--- Start Records for this exercise ---

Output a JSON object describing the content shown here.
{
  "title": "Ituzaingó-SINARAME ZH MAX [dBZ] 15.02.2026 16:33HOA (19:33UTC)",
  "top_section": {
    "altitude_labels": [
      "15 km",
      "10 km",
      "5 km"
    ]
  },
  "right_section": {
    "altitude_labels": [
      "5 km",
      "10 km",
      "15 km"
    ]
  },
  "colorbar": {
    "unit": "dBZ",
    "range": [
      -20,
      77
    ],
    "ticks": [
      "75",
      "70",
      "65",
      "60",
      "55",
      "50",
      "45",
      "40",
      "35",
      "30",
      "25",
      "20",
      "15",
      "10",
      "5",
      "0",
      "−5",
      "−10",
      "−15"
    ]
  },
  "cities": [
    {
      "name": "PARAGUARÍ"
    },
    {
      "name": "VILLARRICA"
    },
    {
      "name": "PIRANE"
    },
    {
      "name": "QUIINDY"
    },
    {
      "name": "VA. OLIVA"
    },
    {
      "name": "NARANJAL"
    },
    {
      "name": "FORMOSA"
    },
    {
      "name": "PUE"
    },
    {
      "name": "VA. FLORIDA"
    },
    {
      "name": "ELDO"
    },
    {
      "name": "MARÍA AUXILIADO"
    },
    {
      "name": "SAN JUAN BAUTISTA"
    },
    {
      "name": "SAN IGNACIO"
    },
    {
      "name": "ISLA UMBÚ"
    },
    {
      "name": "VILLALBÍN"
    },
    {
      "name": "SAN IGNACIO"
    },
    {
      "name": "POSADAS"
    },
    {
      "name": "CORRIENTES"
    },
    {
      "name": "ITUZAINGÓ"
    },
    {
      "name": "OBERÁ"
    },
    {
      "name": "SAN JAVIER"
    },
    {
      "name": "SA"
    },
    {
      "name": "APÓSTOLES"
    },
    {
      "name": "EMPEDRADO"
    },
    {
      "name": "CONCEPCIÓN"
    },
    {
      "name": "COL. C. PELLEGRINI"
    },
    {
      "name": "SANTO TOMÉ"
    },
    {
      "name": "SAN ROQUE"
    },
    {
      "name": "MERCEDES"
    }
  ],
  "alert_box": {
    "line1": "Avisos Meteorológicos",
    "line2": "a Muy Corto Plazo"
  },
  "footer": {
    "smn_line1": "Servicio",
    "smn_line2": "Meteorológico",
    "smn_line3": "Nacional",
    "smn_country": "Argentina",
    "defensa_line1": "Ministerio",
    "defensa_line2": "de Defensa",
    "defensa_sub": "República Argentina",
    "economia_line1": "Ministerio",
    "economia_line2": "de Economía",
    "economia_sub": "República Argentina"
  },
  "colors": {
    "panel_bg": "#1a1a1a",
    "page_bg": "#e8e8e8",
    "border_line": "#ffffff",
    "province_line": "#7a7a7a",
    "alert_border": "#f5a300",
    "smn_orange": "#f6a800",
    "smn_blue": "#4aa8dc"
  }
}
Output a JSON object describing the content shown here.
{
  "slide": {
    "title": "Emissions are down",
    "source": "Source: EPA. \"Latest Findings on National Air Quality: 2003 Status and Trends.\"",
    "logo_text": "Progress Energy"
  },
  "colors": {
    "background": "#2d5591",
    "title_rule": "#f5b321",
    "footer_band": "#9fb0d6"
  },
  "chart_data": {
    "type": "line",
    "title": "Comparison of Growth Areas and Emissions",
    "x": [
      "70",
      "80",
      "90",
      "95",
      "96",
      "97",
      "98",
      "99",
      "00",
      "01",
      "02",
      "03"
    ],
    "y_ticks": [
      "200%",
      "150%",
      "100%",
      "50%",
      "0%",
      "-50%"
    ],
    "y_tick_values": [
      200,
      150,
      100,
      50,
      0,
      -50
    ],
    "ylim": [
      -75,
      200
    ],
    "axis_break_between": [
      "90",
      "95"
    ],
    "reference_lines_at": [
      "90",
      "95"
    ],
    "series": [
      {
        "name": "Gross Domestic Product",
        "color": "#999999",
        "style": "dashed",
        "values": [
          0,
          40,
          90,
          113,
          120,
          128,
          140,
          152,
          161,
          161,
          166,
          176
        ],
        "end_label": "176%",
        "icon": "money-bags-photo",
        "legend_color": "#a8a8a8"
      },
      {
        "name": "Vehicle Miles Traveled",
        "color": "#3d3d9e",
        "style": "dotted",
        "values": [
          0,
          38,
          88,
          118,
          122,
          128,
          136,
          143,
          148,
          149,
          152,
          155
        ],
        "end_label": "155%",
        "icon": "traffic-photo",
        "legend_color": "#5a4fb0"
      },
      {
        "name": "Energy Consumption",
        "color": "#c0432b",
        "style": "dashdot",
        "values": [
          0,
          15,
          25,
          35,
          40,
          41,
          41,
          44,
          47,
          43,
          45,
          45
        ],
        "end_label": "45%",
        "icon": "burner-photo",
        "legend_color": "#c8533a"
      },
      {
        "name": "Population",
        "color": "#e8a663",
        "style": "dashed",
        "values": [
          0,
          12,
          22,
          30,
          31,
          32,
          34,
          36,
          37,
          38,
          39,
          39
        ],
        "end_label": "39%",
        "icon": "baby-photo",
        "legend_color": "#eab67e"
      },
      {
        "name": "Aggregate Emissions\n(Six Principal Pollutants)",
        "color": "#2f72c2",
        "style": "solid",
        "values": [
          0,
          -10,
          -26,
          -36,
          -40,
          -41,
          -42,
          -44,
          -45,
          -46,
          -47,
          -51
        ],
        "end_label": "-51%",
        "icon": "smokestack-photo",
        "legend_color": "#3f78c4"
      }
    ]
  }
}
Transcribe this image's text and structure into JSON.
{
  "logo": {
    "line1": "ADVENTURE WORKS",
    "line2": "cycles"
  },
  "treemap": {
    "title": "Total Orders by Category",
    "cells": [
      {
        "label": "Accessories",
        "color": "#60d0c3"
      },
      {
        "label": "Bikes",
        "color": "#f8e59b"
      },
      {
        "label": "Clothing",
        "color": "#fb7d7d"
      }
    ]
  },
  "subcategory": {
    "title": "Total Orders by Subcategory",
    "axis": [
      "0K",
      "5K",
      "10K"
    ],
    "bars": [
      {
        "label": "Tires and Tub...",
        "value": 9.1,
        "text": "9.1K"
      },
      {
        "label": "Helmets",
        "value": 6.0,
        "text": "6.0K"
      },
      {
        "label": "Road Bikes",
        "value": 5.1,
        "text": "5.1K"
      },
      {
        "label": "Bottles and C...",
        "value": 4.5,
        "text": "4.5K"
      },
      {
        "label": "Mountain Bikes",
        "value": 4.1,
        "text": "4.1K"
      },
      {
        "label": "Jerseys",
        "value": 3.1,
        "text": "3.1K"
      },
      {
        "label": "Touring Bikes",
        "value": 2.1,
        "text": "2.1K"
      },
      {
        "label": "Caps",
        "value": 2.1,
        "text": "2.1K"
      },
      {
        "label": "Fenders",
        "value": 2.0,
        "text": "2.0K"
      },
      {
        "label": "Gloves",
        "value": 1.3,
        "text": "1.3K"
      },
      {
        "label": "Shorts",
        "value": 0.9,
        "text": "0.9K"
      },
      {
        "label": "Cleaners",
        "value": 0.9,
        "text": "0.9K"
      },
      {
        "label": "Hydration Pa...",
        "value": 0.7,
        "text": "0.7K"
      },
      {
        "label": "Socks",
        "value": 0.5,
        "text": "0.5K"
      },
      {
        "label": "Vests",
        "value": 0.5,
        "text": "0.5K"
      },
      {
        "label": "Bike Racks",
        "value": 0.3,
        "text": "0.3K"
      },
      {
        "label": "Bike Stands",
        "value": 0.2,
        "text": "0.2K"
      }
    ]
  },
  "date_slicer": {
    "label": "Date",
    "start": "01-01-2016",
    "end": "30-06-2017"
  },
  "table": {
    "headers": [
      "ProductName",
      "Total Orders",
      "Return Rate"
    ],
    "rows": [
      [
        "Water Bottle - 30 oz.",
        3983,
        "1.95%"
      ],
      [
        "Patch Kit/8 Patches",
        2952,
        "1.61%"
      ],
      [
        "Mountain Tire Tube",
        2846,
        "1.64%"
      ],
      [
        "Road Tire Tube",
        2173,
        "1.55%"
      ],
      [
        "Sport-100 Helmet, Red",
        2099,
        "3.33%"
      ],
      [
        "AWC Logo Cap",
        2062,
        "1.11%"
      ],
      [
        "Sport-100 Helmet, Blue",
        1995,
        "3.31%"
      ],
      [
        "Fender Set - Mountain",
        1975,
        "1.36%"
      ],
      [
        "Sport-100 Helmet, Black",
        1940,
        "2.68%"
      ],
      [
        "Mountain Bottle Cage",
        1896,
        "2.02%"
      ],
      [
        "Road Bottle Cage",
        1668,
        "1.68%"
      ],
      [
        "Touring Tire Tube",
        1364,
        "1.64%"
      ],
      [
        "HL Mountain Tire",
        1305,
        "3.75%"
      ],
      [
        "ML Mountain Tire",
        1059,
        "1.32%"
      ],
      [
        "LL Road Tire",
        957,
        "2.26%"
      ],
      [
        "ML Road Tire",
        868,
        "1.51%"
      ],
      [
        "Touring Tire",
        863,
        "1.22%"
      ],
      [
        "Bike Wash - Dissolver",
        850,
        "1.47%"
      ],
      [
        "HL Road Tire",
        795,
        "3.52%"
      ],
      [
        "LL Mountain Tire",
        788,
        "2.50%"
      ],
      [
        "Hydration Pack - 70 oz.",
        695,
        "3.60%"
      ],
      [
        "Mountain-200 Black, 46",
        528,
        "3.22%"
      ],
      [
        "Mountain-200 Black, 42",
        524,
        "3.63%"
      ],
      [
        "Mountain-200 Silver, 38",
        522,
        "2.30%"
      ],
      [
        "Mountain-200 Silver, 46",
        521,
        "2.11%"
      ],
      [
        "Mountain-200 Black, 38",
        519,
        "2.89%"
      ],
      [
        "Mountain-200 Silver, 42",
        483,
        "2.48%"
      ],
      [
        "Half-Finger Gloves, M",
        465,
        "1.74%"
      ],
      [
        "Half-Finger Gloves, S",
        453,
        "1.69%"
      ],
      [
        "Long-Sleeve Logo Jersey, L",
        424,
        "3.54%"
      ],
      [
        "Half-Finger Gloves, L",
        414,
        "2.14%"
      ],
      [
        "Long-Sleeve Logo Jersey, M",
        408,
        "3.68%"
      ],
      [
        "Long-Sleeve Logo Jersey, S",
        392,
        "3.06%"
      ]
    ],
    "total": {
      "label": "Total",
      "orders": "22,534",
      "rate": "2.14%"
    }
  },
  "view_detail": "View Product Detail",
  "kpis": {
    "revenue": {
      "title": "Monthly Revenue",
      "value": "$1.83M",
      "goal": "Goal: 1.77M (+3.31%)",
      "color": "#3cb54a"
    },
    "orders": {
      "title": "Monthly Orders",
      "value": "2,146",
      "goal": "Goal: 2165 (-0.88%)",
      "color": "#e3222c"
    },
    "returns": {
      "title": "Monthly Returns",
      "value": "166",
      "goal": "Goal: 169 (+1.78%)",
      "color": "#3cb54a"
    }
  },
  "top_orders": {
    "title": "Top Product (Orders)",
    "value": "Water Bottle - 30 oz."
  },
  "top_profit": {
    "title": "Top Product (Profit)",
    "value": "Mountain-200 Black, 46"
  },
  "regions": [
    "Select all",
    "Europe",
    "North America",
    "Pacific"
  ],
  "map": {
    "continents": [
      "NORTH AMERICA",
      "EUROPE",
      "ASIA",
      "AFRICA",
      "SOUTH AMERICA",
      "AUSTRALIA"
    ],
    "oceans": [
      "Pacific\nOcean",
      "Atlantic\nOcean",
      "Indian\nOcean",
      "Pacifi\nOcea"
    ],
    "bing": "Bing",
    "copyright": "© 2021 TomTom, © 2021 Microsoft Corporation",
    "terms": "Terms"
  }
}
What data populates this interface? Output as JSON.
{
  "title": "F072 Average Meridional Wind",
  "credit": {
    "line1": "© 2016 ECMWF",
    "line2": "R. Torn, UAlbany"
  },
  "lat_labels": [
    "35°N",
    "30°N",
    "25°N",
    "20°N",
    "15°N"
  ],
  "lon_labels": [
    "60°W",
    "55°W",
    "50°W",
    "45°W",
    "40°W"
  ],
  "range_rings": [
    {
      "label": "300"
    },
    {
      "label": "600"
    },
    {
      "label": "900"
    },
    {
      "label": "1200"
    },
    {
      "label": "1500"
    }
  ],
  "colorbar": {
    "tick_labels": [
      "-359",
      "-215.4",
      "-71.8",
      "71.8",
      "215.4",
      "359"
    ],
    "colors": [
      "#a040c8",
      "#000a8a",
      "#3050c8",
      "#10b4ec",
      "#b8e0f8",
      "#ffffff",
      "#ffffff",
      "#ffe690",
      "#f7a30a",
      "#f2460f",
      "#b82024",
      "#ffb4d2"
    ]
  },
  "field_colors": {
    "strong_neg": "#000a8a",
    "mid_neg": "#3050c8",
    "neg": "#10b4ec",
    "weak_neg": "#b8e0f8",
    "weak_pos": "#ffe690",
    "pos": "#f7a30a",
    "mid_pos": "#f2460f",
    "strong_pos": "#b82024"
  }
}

--- End Records for this exercise ---

Task objective :: Write the lines out verbatim, from the one with "What data populates" through the last line of the entries, and stop there.

Task solution ::
What data populates this interface? Output as JSON.
{
  "title": "F072 Average Meridional Wind",
  "credit": {
    "line1": "© 2016 ECMWF",
    "line2": "R. Torn, UAlbany"
  },
  "lat_labels": [
    "35°N",
    "30°N",
    "25°N",
    "20°N",
    "15°N"
  ],
  "lon_labels": [
    "60°W",
    "55°W",
    "50°W",
    "45°W",
    "40°W"
  ],
  "range_rings": [
    {
      "label": "300"
    },
    {
      "label": "600"
    },
    {
      "label": "900"
    },
    {
      "label": "1200"
    },
    {
      "label": "1500"
    }
  ],
  "colorbar": {
    "tick_labels": [
      "-359",
      "-215.4",
      "-71.8",
      "71.8",
      "215.4",
      "359"
    ],
    "colors": [
      "#a040c8",
      "#000a8a",
      "#3050c8",
      "#10b4ec",
      "#b8e0f8",
      "#ffffff",
      "#ffffff",
      "#ffe690",
      "#f7a30a",
      "#f2460f",
      "#b82024",
      "#ffb4d2"
    ]
  },
  "field_colors": {
    "strong_neg": "#000a8a",
    "mid_neg": "#3050c8",
    "neg": "#10b4ec",
    "weak_neg": "#b8e0f8",
    "weak_pos": "#ffe690",
    "pos": "#f7a30a",
    "mid_pos": "#f2460f",
    "strong_pos": "#b82024"
  }
}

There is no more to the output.